**TASK**. Transcribe the entries below exactly.

**SUPPLIED MATERIAL**.
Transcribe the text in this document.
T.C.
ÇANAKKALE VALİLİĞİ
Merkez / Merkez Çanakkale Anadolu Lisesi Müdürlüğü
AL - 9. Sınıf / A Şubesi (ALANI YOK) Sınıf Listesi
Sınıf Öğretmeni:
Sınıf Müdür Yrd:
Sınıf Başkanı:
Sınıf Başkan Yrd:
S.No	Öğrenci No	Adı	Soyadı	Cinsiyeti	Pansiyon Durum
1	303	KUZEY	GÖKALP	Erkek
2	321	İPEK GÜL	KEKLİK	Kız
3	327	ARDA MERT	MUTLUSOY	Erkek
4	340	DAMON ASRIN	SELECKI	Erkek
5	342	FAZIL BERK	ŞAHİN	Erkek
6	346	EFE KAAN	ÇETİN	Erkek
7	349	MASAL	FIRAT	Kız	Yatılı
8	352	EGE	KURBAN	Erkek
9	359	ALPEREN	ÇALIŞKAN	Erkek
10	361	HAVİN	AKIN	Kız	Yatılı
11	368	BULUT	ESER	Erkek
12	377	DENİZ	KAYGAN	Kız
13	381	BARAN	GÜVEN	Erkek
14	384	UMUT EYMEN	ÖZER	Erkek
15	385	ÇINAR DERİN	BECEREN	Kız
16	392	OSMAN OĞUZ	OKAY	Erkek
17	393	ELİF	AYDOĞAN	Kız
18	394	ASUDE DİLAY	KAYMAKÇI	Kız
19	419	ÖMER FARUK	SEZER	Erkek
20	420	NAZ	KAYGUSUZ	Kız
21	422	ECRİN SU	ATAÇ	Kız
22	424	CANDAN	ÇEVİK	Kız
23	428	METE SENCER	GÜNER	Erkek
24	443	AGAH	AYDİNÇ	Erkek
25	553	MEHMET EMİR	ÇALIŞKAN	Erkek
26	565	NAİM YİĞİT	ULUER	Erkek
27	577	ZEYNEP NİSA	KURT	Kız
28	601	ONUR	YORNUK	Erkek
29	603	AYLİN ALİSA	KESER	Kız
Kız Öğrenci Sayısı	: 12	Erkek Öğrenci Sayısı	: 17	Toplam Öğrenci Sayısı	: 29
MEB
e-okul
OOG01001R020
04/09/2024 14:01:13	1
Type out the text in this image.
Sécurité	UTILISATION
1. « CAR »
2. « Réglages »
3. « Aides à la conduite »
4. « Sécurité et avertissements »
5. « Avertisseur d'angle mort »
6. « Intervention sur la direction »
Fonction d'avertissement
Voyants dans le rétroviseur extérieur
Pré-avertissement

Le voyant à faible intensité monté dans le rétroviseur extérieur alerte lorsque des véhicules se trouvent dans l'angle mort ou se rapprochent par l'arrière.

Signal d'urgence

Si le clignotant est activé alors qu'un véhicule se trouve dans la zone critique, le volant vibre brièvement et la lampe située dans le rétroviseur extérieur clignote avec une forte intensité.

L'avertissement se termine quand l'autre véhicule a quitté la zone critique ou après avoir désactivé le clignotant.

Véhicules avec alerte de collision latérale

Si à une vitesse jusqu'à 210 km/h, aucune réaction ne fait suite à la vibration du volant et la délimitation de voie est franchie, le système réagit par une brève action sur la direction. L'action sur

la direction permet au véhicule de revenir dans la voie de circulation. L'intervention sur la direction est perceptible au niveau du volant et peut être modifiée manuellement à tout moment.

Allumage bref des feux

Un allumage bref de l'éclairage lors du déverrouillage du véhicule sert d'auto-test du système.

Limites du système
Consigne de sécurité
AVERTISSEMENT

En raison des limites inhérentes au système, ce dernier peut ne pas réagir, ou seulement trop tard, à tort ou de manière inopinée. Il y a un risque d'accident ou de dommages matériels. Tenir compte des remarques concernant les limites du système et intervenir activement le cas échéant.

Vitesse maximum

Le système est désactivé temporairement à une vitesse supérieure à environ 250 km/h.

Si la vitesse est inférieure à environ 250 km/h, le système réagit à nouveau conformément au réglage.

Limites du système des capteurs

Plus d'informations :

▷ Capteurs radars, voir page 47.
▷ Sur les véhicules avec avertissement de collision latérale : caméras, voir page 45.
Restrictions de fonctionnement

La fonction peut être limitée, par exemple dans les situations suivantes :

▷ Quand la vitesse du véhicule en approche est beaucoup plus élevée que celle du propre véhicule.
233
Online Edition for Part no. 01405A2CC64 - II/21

**RESULT OF THE EXERCISE**.
Transcribe the text in this document.
T.C.
ÇANAKKALE VALİLİĞİ
Merkez / Merkez Çanakkale Anadolu Lisesi Müdürlüğü
AL - 9. Sınıf / A Şubesi (ALANI YOK) Sınıf Listesi
Sınıf Öğretmeni:
Sınıf Müdür Yrd:
Sınıf Başkanı:
Sınıf Başkan Yrd:
S.No	Öğrenci No	Adı	Soyadı	Cinsiyeti	Pansiyon Durum
1	303	KUZEY	GÖKALP	Erkek
2	321	İPEK GÜL	KEKLİK	Kız
3	327	ARDA MERT	MUTLUSOY	Erkek
4	340	DAMON ASRIN	SELECKI	Erkek
5	342	FAZIL BERK	ŞAHİN	Erkek
6	346	EFE KAAN	ÇETİN	Erkek
7	349	MASAL	FIRAT	Kız	Yatılı
8	352	EGE	KURBAN	Erkek
9	359	ALPEREN	ÇALIŞKAN	Erkek
10	361	HAVİN	AKIN	Kız	Yatılı
11	368	BULUT	ESER	Erkek
12	377	DENİZ	KAYGAN	Kız
13	381	BARAN	GÜVEN	Erkek
14	384	UMUT EYMEN	ÖZER	Erkek
15	385	ÇINAR DERİN	BECEREN	Kız
16	392	OSMAN OĞUZ	OKAY	Erkek
17	393	ELİF	AYDOĞAN	Kız
18	394	ASUDE DİLAY	KAYMAKÇI	Kız
19	419	ÖMER FARUK	SEZER	Erkek
20	420	NAZ	KAYGUSUZ	Kız
21	422	ECRİN SU	ATAÇ	Kız
22	424	CANDAN	ÇEVİK	Kız
23	428	METE SENCER	GÜNER	Erkek
24	443	AGAH	AYDİNÇ	Erkek
25	553	MEHMET EMİR	ÇALIŞKAN	Erkek
26	565	NAİM YİĞİT	ULUER	Erkek
27	577	ZEYNEP NİSA	KURT	Kız
28	601	ONUR	YORNUK	Erkek
29	603	AYLİN ALİSA	KESER	Kız
Kız Öğrenci Sayısı	: 12	Erkek Öğrenci Sayısı	: 17	Toplam Öğrenci Sayısı	: 29
MEB
e-okul
OOG01001R020
04/09/2024 14:01:13	1
Type out the text in this image.
Sécurité	UTILISATION
1. « CAR »
2. « Réglages »
3. « Aides à la conduite »
4. « Sécurité et avertissements »
5. « Avertisseur d'angle mort »
6. « Intervention sur la direction »
Fonction d'avertissement
Voyants dans le rétroviseur extérieur
Pré-avertissement

Le voyant à faible intensité monté dans le rétroviseur extérieur alerte lorsque des véhicules se trouvent dans l'angle mort ou se rapprochent par l'arrière.

Signal d'urgence

Si le clignotant est activé alors qu'un véhicule se trouve dans la zone critique, le volant vibre brièvement et la lampe située dans le rétroviseur extérieur clignote avec une forte intensité.

L'avertissement se termine quand l'autre véhicule a quitté la zone critique ou après avoir désactivé le clignotant.

Véhicules avec alerte de collision latérale

Si à une vitesse jusqu'à 210 km/h, aucune réaction ne fait suite à la vibration du volant et la délimitation de voie est franchie, le système réagit par une brève action sur la direction. L'action sur

la direction permet au véhicule de revenir dans la voie de circulation. L'intervention sur la direction est perceptible au niveau du volant et peut être modifiée manuellement à tout moment.

Allumage bref des feux

Un allumage bref de l'éclairage lors du déverrouillage du véhicule sert d'auto-test du système.

Limites du système
Consigne de sécurité
AVERTISSEMENT

En raison des limites inhérentes au système, ce dernier peut ne pas réagir, ou seulement trop tard, à tort ou de manière inopinée. Il y a un risque d'accident ou de dommages matériels. Tenir compte des remarques concernant les limites du système et intervenir activement le cas échéant.

Vitesse maximum

Le système est désactivé temporairement à une vitesse supérieure à environ 250 km/h.

Si la vitesse est inférieure à environ 250 km/h, le système réagit à nouveau conformément au réglage.

Limites du système des capteurs

Plus d'informations :

▷ Capteurs radars, voir page 47.
▷ Sur les véhicules avec avertissement de collision latérale : caméras, voir page 45.
Restrictions de fonctionnement

La fonction peut être limitée, par exemple dans les situations suivantes :

▷ Quand la vitesse du véhicule en approche est beaucoup plus élevée que celle du propre véhicule.
233
Online Edition for Part no. 01405A2CC64 - II/21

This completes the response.